Given information
******************************

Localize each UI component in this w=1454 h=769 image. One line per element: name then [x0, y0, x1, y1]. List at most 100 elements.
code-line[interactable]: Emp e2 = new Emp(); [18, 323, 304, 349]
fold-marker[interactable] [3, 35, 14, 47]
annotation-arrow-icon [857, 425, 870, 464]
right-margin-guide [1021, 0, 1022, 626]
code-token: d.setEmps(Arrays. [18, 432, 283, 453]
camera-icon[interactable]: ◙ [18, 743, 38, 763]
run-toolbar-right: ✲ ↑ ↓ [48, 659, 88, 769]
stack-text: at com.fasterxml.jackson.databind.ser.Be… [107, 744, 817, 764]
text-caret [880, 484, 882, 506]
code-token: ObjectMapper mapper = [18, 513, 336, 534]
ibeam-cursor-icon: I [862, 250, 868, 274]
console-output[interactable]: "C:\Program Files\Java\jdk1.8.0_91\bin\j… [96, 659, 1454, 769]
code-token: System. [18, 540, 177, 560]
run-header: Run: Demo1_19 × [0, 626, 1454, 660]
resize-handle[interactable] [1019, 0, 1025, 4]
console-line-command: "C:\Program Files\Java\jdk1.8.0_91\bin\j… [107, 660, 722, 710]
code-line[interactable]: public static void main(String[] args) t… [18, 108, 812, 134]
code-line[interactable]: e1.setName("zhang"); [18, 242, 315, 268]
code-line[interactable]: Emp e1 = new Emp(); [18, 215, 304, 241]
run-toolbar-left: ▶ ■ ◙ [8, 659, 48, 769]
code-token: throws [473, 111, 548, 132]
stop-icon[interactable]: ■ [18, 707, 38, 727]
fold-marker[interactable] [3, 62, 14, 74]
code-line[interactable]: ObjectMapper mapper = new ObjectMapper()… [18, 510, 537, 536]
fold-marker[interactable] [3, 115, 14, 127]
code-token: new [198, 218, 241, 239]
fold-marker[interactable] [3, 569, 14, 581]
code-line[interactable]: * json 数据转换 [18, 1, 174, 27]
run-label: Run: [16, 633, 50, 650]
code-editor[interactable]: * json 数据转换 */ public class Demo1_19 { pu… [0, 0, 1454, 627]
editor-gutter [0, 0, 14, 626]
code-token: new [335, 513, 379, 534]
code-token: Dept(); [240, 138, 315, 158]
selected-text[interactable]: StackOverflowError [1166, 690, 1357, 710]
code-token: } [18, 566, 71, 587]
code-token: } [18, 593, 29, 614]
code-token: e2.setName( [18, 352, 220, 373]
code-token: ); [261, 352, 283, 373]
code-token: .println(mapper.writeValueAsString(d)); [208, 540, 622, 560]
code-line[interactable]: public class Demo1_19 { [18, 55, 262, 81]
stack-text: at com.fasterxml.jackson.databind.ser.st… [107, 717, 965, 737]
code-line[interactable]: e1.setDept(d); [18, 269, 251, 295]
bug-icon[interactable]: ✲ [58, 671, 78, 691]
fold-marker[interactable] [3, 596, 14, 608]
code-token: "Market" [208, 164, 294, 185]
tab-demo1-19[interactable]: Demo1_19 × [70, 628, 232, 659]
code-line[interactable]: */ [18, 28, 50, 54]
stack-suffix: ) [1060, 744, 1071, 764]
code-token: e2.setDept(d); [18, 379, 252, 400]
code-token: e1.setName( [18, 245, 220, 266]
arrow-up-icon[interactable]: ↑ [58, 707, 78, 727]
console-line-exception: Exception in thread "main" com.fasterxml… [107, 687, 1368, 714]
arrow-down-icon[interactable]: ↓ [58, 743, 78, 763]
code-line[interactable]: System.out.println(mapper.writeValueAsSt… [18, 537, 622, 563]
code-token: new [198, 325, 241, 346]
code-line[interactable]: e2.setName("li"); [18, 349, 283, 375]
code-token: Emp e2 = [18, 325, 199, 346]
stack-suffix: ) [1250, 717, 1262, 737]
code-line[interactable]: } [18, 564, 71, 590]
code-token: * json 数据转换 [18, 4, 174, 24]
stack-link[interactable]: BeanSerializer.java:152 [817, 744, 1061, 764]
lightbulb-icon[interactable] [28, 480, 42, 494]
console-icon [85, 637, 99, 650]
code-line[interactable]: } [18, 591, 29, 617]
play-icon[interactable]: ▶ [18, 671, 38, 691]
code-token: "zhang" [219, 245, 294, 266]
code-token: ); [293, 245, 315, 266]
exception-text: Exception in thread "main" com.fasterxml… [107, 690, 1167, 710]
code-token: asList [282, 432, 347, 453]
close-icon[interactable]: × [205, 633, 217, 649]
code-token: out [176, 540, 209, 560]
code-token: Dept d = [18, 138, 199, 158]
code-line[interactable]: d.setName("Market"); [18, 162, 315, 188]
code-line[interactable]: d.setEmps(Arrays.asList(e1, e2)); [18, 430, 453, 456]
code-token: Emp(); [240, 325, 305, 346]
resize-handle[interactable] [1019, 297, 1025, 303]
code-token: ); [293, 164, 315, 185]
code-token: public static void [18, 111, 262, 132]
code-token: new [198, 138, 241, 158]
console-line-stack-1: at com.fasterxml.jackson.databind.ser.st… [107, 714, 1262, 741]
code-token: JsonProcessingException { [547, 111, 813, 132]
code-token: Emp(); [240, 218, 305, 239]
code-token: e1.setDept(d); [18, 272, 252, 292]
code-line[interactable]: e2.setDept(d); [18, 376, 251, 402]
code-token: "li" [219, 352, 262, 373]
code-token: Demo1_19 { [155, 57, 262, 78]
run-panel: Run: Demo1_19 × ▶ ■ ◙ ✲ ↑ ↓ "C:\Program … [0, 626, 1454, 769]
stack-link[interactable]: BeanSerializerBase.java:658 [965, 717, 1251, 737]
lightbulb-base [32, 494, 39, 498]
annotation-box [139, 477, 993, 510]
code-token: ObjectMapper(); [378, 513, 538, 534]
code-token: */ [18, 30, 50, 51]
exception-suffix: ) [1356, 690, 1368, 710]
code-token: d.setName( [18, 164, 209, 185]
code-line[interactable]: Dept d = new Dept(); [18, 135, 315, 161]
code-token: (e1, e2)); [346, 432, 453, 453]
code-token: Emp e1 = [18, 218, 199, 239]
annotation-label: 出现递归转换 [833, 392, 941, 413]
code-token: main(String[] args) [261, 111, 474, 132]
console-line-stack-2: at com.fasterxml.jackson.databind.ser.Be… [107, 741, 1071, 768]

******************************

Task to complete
Copy the material above line for line, with no changes.

Output for this task
Localize each UI component in this w=1454 h=769 image. One line per element: name then [x0, y0, x1, y1]. List at most 100 elements.
code-line[interactable]: Emp e2 = new Emp(); [18, 323, 304, 349]
fold-marker[interactable] [3, 35, 14, 47]
annotation-arrow-icon [857, 425, 870, 464]
right-margin-guide [1021, 0, 1022, 626]
code-token: d.setEmps(Arrays. [18, 432, 283, 453]
camera-icon[interactable]: ◙ [18, 743, 38, 763]
run-toolbar-right: ✲ ↑ ↓ [48, 659, 88, 769]
stack-text: at com.fasterxml.jackson.databind.ser.Be… [107, 744, 817, 764]
text-caret [880, 484, 882, 506]
code-token: ObjectMapper mapper = [18, 513, 336, 534]
ibeam-cursor-icon: I [862, 250, 868, 274]
console-output[interactable]: "C:\Program Files\Java\jdk1.8.0_91\bin\j… [96, 659, 1454, 769]
code-token: System. [18, 540, 177, 560]
run-header: Run: Demo1_19 × [0, 626, 1454, 660]
resize-handle[interactable] [1019, 0, 1025, 4]
console-line-command: "C:\Program Files\Java\jdk1.8.0_91\bin\j… [107, 660, 722, 710]
code-line[interactable]: public static void main(String[] args) t… [18, 108, 812, 134]
code-line[interactable]: e1.setName("zhang"); [18, 242, 315, 268]
code-line[interactable]: Emp e1 = new Emp(); [18, 215, 304, 241]
run-toolbar-left: ▶ ■ ◙ [8, 659, 48, 769]
code-token: throws [473, 111, 548, 132]
stop-icon[interactable]: ■ [18, 707, 38, 727]
fold-marker[interactable] [3, 62, 14, 74]
code-line[interactable]: ObjectMapper mapper = new ObjectMapper()… [18, 510, 537, 536]
fold-marker[interactable] [3, 115, 14, 127]
code-token: new [198, 218, 241, 239]
fold-marker[interactable] [3, 569, 14, 581]
code-line[interactable]: * json 数据转换 [18, 1, 174, 27]
run-label: Run: [16, 633, 50, 650]
code-editor[interactable]: * json 数据转换 */ public class Demo1_19 { pu… [0, 0, 1454, 627]
editor-gutter [0, 0, 14, 626]
code-token: new [335, 513, 379, 534]
code-token: Dept(); [240, 138, 315, 158]
selected-text[interactable]: StackOverflowError [1166, 690, 1357, 710]
code-token: } [18, 566, 71, 587]
code-token: } [18, 593, 29, 614]
code-token: e2.setName( [18, 352, 220, 373]
code-token: ); [261, 352, 283, 373]
code-token: .println(mapper.writeValueAsString(d)); [208, 540, 622, 560]
code-line[interactable]: public class Demo1_19 { [18, 55, 262, 81]
stack-text: at com.fasterxml.jackson.databind.ser.st… [107, 717, 965, 737]
code-line[interactable]: e1.setDept(d); [18, 269, 251, 295]
bug-icon[interactable]: ✲ [58, 671, 78, 691]
fold-marker[interactable] [3, 596, 14, 608]
code-token: "Market" [208, 164, 294, 185]
tab-demo1-19[interactable]: Demo1_19 × [70, 628, 232, 659]
code-line[interactable]: */ [18, 28, 50, 54]
stack-suffix: ) [1060, 744, 1071, 764]
code-token: e2.setDept(d); [18, 379, 252, 400]
code-token: e1.setName( [18, 245, 220, 266]
arrow-up-icon[interactable]: ↑ [58, 707, 78, 727]
console-line-exception: Exception in thread "main" com.fasterxml… [107, 687, 1368, 714]
arrow-down-icon[interactable]: ↓ [58, 743, 78, 763]
code-line[interactable]: System.out.println(mapper.writeValueAsSt… [18, 537, 622, 563]
code-token: new [198, 325, 241, 346]
code-line[interactable]: e2.setName("li"); [18, 349, 283, 375]
code-token: Emp e2 = [18, 325, 199, 346]
stack-suffix: ) [1250, 717, 1262, 737]
code-line[interactable]: } [18, 564, 71, 590]
code-token: * json 数据转换 [18, 4, 174, 24]
stack-link[interactable]: BeanSerializer.java:152 [817, 744, 1061, 764]
lightbulb-icon[interactable] [28, 480, 42, 494]
console-icon [85, 637, 99, 650]
code-line[interactable]: } [18, 591, 29, 617]
play-icon[interactable]: ▶ [18, 671, 38, 691]
code-token: "zhang" [219, 245, 294, 266]
code-token: ); [293, 245, 315, 266]
exception-text: Exception in thread "main" com.fasterxml… [107, 690, 1167, 710]
code-token: asList [282, 432, 347, 453]
close-icon[interactable]: × [205, 633, 217, 649]
code-token: out [176, 540, 209, 560]
code-token: Dept d = [18, 138, 199, 158]
code-line[interactable]: d.setName("Market"); [18, 162, 315, 188]
code-line[interactable]: d.setEmps(Arrays.asList(e1, e2)); [18, 430, 453, 456]
code-token: Emp(); [240, 325, 305, 346]
resize-handle[interactable] [1019, 297, 1025, 303]
code-token: ); [293, 164, 315, 185]
code-token: public static void [18, 111, 262, 132]
code-token: new [198, 138, 241, 158]
console-line-stack-1: at com.fasterxml.jackson.databind.ser.st… [107, 714, 1262, 741]
code-token: JsonProcessingException { [547, 111, 813, 132]
code-token: Emp(); [240, 218, 305, 239]
code-token: e1.setDept(d); [18, 272, 252, 292]
code-line[interactable]: e2.setDept(d); [18, 376, 251, 402]
code-token: "li" [219, 352, 262, 373]
code-token: Demo1_19 { [155, 57, 262, 78]
run-panel: Run: Demo1_19 × ▶ ■ ◙ ✲ ↑ ↓ "C:\Program … [0, 626, 1454, 769]
stack-link[interactable]: BeanSerializerBase.java:658 [965, 717, 1251, 737]
lightbulb-base [32, 494, 39, 498]
annotation-box [139, 477, 993, 510]
code-token: ObjectMapper(); [378, 513, 538, 534]
code-token: */ [18, 30, 50, 51]
exception-suffix: ) [1356, 690, 1368, 710]
code-token: d.setName( [18, 164, 209, 185]
code-line[interactable]: Dept d = new Dept(); [18, 135, 315, 161]
code-token: (e1, e2)); [346, 432, 453, 453]
code-token: Emp e1 = [18, 218, 199, 239]
annotation-label: 出现递归转换 [833, 392, 941, 413]
code-token: main(String[] args) [261, 111, 474, 132]
console-line-stack-2: at com.fasterxml.jackson.databind.ser.Be… [107, 741, 1071, 768]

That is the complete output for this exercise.